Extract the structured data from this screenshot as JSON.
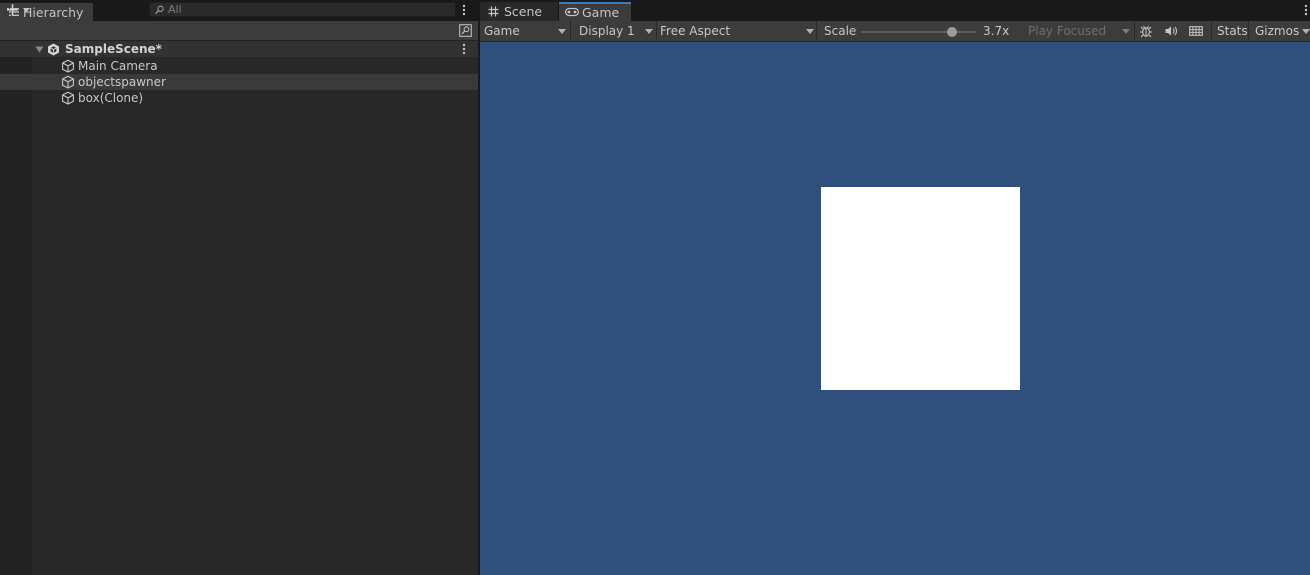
{
  "hierarchy": {
    "tab_label": "Hierarchy",
    "search_placeholder": "All",
    "scene": {
      "name": "SampleScene*"
    },
    "items": [
      {
        "label": "Main Camera"
      },
      {
        "label": "objectspawner",
        "selected": true
      },
      {
        "label": "box(Clone)"
      }
    ]
  },
  "game": {
    "tabs": [
      {
        "label": "Scene",
        "icon": "grid-hash-icon",
        "active": false
      },
      {
        "label": "Game",
        "icon": "gamepad-icon",
        "active": true
      }
    ],
    "toolbar": {
      "view_mode": "Game",
      "display": "Display 1",
      "aspect": "Free Aspect",
      "scale_label": "Scale",
      "scale_value": "3.7x",
      "play_mode": "Play Focused",
      "stats_label": "Stats",
      "gizmos_label": "Gizmos"
    },
    "viewport": {
      "background": "#2f4f7c",
      "box_color": "#ffffff"
    }
  },
  "colors": {
    "accent": "#3a79bb",
    "panel": "#282828",
    "toolbar": "#3c3c3c"
  }
}
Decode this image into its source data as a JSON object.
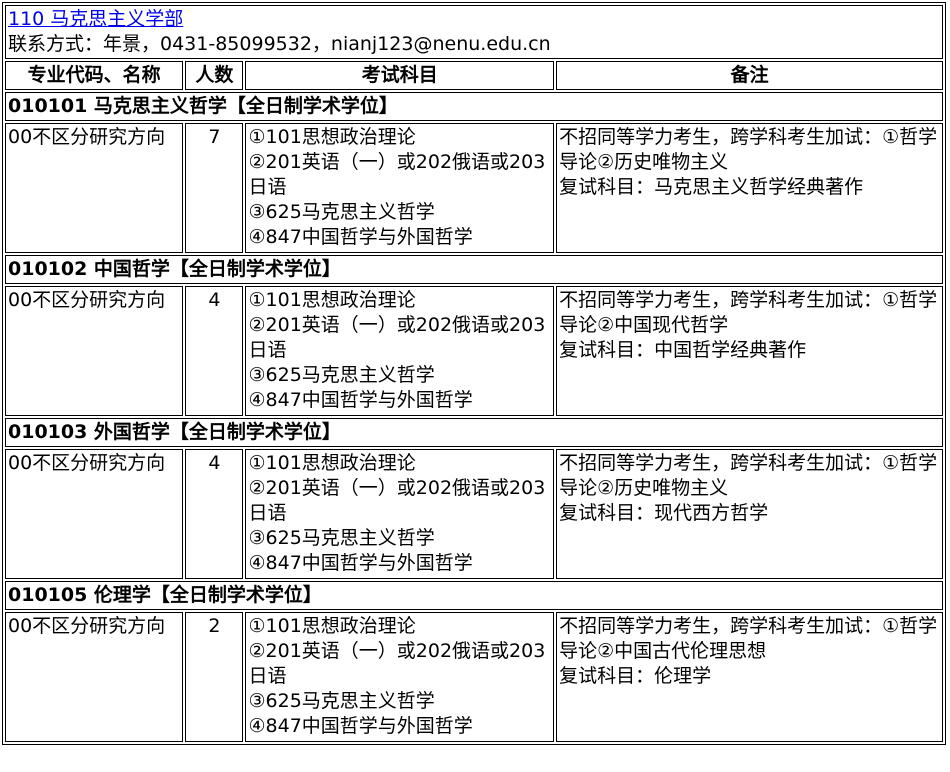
{
  "header": {
    "department": "110 马克思主义学部",
    "contact": "联系方式：年景，0431-85099532，nianj123@nenu.edu.cn"
  },
  "columns": {
    "major": "专业代码、名称",
    "count": "人数",
    "subjects": "考试科目",
    "notes": "备注"
  },
  "majors": [
    {
      "title": "010101 马克思主义哲学【全日制学术学位】",
      "direction": "00不区分研究方向",
      "count": "7",
      "subjects": [
        "①101思想政治理论",
        "②201英语（一）或202俄语或203日语",
        "③625马克思主义哲学",
        "④847中国哲学与外国哲学"
      ],
      "notes": [
        "不招同等学力考生，跨学科考生加试：①哲学导论②历史唯物主义",
        "复试科目：马克思主义哲学经典著作"
      ]
    },
    {
      "title": "010102 中国哲学【全日制学术学位】",
      "direction": "00不区分研究方向",
      "count": "4",
      "subjects": [
        "①101思想政治理论",
        "②201英语（一）或202俄语或203日语",
        "③625马克思主义哲学",
        "④847中国哲学与外国哲学"
      ],
      "notes": [
        "不招同等学力考生，跨学科考生加试：①哲学导论②中国现代哲学",
        "复试科目：中国哲学经典著作"
      ]
    },
    {
      "title": "010103 外国哲学【全日制学术学位】",
      "direction": "00不区分研究方向",
      "count": "4",
      "subjects": [
        "①101思想政治理论",
        "②201英语（一）或202俄语或203日语",
        "③625马克思主义哲学",
        "④847中国哲学与外国哲学"
      ],
      "notes": [
        "不招同等学力考生，跨学科考生加试：①哲学导论②历史唯物主义",
        "复试科目：现代西方哲学"
      ]
    },
    {
      "title": "010105 伦理学【全日制学术学位】",
      "direction": "00不区分研究方向",
      "count": "2",
      "subjects": [
        "①101思想政治理论",
        "②201英语（一）或202俄语或203日语",
        "③625马克思主义哲学",
        "④847中国哲学与外国哲学"
      ],
      "notes": [
        "不招同等学力考生，跨学科考生加试：①哲学导论②中国古代伦理思想",
        "复试科目：伦理学"
      ]
    }
  ]
}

==*==

Given problem — Copy all lines in the listing above where the string "count" appears.

Result —
    "count": "人数",
      "count": "7",
      "count": "4",
      "count": "4",
      "count": "2",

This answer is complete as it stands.